(Dataset items)
###

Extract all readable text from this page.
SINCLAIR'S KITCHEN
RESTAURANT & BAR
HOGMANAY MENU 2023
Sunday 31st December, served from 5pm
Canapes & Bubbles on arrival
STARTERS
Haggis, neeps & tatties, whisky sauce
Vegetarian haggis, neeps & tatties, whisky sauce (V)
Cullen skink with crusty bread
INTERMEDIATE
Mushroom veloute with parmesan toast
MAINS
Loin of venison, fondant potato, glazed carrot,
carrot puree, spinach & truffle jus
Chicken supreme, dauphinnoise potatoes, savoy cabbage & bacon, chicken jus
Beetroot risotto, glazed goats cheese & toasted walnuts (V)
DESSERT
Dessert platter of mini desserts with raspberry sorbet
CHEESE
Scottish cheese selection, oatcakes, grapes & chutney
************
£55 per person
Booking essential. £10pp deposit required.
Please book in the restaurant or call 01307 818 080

###

# GIVEN INSTRUCTION:
Repeat the data precisely, line by line.

# CORRECT RESPONSE:
Extract all readable text from this page.
SINCLAIR'S KITCHEN
RESTAURANT & BAR
HOGMANAY MENU 2023
Sunday 31st December, served from 5pm
Canapes & Bubbles on arrival
STARTERS
Haggis, neeps & tatties, whisky sauce
Vegetarian haggis, neeps & tatties, whisky sauce (V)
Cullen skink with crusty bread
INTERMEDIATE
Mushroom veloute with parmesan toast
MAINS
Loin of venison, fondant potato, glazed carrot,
carrot puree, spinach & truffle jus
Chicken supreme, dauphinnoise potatoes, savoy cabbage & bacon, chicken jus
Beetroot risotto, glazed goats cheese & toasted walnuts (V)
DESSERT
Dessert platter of mini desserts with raspberry sorbet
CHEESE
Scottish cheese selection, oatcakes, grapes & chutney
************
£55 per person
Booking essential. £10pp deposit required.
Please book in the restaurant or call 01307 818 080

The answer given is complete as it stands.